Find the string "this" in the data, then copy every line where it is found.

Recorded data
########
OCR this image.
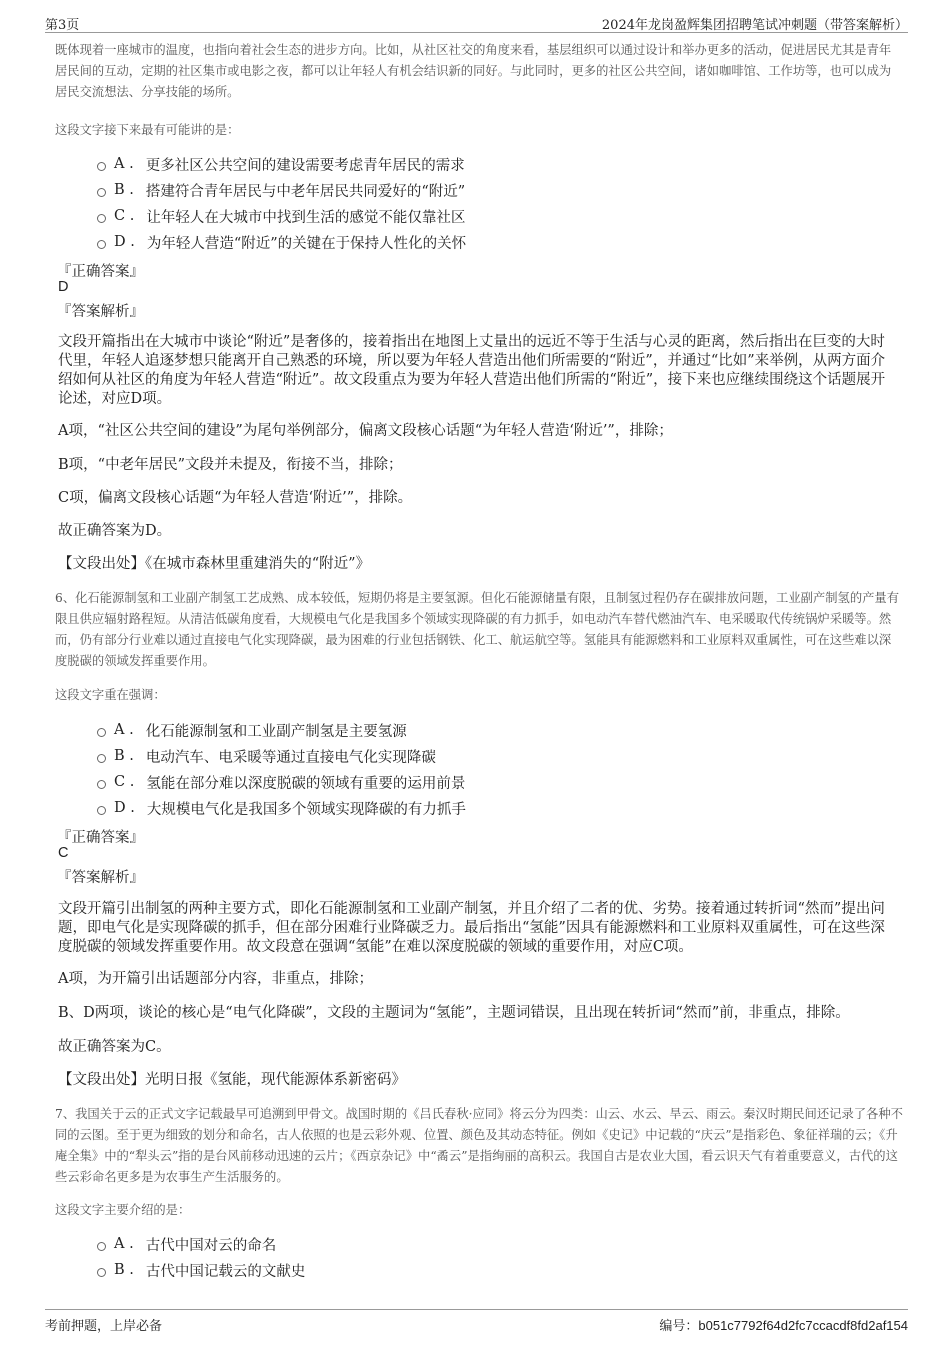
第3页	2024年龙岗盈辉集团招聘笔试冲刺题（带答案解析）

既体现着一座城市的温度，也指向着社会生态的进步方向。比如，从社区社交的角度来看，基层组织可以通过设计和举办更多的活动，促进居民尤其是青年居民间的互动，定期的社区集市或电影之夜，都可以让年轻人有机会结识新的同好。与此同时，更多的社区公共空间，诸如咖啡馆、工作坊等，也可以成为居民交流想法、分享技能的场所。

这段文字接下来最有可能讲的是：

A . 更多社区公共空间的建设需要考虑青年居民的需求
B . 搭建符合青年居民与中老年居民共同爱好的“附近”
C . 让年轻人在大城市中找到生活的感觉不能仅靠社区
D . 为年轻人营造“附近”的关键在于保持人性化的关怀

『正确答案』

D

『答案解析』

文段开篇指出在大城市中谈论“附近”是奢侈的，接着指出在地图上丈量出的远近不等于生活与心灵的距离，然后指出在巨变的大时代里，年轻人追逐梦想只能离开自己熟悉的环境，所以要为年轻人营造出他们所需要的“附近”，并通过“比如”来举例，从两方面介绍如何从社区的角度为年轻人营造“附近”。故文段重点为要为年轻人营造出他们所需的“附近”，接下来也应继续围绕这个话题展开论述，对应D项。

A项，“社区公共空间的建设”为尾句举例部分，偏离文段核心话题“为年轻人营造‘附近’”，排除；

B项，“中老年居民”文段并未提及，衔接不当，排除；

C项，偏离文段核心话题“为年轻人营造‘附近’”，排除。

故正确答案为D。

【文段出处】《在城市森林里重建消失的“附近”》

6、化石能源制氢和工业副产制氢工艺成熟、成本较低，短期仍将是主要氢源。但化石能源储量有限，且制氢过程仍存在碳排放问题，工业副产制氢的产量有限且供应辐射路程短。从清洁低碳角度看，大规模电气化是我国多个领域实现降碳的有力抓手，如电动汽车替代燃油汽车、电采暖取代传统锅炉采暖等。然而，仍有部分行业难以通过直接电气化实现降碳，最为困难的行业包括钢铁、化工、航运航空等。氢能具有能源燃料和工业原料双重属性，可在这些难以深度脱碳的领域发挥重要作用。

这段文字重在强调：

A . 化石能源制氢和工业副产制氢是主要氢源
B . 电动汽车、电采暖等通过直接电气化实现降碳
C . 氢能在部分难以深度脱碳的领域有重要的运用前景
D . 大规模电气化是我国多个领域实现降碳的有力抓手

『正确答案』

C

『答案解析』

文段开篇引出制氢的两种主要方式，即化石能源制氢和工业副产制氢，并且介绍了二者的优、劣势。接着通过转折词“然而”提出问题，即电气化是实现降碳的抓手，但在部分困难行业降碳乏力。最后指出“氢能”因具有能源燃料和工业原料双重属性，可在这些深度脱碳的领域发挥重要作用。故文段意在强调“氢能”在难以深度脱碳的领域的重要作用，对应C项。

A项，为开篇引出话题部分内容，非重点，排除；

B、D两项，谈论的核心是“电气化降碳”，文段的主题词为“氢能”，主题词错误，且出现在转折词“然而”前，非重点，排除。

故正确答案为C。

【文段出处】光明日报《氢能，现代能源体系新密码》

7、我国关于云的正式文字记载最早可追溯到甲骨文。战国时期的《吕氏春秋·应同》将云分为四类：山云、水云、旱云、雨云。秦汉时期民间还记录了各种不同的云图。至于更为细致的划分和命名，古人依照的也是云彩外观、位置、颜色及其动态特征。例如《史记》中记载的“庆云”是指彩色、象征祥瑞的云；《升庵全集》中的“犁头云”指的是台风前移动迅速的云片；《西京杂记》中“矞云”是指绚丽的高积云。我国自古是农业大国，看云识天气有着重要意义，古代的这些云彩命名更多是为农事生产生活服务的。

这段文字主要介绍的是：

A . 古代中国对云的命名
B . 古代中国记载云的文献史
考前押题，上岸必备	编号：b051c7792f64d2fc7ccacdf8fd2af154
########
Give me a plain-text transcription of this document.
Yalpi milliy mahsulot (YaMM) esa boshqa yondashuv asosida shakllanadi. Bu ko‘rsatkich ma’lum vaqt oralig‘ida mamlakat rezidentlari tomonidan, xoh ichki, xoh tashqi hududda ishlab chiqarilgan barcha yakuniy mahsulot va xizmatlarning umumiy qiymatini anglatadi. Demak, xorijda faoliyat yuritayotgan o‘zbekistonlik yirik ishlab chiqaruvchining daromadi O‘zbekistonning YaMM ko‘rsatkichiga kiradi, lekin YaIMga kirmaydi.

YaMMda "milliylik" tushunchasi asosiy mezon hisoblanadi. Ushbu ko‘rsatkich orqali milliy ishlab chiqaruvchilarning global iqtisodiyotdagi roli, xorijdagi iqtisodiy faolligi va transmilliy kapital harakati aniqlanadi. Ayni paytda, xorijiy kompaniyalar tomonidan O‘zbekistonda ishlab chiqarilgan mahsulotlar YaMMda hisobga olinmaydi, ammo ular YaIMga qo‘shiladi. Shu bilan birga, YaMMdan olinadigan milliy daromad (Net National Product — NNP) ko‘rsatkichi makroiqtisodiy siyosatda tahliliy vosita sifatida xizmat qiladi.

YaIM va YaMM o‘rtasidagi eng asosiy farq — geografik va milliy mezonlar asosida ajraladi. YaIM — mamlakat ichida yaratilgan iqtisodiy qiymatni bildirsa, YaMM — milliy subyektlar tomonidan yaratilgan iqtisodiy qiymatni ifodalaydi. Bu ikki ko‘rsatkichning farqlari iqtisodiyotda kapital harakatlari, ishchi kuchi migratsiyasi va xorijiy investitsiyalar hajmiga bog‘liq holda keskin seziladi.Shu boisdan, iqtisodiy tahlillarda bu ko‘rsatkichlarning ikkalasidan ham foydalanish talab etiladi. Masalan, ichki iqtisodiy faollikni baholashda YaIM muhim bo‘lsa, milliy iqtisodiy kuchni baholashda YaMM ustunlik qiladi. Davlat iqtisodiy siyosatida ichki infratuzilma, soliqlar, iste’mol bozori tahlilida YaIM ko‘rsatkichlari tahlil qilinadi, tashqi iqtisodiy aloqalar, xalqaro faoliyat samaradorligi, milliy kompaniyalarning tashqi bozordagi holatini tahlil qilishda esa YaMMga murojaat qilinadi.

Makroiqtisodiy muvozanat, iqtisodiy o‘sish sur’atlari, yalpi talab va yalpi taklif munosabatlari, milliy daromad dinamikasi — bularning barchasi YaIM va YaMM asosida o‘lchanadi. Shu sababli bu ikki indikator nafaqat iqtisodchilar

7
########
→ **FINAL ANSWER**:
OCR this image.
Give me a plain-text transcription of this document.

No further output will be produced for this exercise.